— BEGIN Rows —

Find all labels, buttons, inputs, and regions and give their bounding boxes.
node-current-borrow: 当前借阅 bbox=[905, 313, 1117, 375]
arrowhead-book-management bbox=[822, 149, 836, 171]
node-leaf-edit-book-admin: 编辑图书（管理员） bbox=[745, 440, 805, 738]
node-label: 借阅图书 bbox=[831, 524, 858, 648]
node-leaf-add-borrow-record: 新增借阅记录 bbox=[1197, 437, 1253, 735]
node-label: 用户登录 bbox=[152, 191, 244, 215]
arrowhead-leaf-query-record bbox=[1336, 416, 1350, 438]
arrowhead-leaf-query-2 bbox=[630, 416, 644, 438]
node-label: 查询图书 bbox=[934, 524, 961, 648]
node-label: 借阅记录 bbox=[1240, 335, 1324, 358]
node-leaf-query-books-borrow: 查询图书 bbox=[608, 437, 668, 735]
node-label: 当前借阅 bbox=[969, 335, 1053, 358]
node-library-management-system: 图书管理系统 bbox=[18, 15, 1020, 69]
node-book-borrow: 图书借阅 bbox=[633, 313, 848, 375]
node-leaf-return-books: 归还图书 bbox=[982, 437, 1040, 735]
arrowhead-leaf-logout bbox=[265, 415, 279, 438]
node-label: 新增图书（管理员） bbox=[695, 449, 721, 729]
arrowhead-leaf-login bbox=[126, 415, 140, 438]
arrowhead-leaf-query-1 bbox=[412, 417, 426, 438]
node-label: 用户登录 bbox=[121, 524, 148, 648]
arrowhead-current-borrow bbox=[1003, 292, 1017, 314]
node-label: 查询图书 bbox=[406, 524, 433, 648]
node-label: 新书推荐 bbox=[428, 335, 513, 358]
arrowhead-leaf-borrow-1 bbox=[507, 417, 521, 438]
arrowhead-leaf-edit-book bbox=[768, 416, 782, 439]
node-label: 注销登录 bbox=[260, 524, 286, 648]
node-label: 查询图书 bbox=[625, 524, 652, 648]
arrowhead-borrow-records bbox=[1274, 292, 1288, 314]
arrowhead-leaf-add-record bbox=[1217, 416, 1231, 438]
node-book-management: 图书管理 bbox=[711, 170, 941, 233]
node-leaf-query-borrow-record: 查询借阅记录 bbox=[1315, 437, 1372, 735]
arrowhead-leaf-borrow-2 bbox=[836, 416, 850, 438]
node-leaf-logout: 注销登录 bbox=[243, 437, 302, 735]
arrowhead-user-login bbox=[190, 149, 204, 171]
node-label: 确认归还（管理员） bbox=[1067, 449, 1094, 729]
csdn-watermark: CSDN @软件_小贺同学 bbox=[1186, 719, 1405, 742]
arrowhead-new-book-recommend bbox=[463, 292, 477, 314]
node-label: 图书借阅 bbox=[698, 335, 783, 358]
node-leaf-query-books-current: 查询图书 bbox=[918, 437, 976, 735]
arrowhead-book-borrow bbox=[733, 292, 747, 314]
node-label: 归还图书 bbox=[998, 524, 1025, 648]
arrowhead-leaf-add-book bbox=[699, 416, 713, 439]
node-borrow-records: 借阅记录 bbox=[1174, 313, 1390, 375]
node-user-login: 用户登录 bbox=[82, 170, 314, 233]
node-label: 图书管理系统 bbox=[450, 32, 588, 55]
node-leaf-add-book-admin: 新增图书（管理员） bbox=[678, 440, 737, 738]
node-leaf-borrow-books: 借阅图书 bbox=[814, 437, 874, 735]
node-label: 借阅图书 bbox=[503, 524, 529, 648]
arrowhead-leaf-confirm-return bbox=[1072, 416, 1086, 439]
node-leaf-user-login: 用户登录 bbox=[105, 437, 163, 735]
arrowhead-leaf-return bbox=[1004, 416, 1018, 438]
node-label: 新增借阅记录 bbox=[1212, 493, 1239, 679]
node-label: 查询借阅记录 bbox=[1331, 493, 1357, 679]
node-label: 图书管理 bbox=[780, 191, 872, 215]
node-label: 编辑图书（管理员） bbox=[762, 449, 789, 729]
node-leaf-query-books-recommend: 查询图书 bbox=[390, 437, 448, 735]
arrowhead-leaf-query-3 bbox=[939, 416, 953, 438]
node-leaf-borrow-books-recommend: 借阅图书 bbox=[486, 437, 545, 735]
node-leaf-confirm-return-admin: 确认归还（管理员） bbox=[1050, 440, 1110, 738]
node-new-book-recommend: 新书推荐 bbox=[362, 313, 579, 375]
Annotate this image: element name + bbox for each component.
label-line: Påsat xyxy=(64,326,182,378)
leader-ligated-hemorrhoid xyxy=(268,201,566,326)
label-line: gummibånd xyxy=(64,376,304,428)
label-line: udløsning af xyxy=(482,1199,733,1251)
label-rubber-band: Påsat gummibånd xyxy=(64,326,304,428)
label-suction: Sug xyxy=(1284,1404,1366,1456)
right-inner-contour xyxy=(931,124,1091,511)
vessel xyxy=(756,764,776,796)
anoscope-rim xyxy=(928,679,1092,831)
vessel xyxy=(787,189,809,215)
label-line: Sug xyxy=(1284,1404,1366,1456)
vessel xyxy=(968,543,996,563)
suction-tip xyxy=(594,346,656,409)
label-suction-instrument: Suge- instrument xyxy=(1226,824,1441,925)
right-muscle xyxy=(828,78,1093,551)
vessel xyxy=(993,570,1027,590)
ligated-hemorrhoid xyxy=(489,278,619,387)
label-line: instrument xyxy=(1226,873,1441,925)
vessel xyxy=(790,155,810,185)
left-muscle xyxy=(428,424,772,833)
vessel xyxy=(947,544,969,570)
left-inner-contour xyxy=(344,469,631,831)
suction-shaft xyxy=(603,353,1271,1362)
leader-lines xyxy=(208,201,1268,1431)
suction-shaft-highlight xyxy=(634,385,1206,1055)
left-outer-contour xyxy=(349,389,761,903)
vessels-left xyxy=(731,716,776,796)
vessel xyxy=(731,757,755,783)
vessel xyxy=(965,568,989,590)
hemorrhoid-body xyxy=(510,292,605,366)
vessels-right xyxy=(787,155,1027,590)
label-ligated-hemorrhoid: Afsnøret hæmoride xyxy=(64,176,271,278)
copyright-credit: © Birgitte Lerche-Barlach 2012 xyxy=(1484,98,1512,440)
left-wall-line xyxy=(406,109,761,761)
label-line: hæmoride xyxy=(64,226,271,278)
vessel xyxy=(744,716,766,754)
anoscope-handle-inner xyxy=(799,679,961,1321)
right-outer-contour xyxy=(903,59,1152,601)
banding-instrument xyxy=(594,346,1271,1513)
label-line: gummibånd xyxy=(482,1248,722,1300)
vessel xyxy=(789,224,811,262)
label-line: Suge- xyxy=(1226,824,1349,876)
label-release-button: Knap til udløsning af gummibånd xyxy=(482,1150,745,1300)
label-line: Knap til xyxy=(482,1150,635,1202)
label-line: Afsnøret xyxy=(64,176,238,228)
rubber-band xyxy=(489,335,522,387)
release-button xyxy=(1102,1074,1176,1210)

— END Rows —

» What the exercise asks:
Locate every line in the rows above that contains the string "logout", and copy each one in full. Case counts.

» Problem solution:
arrowhead-leaf-logout bbox=[265, 415, 279, 438]
node-leaf-logout: 注销登录 bbox=[243, 437, 302, 735]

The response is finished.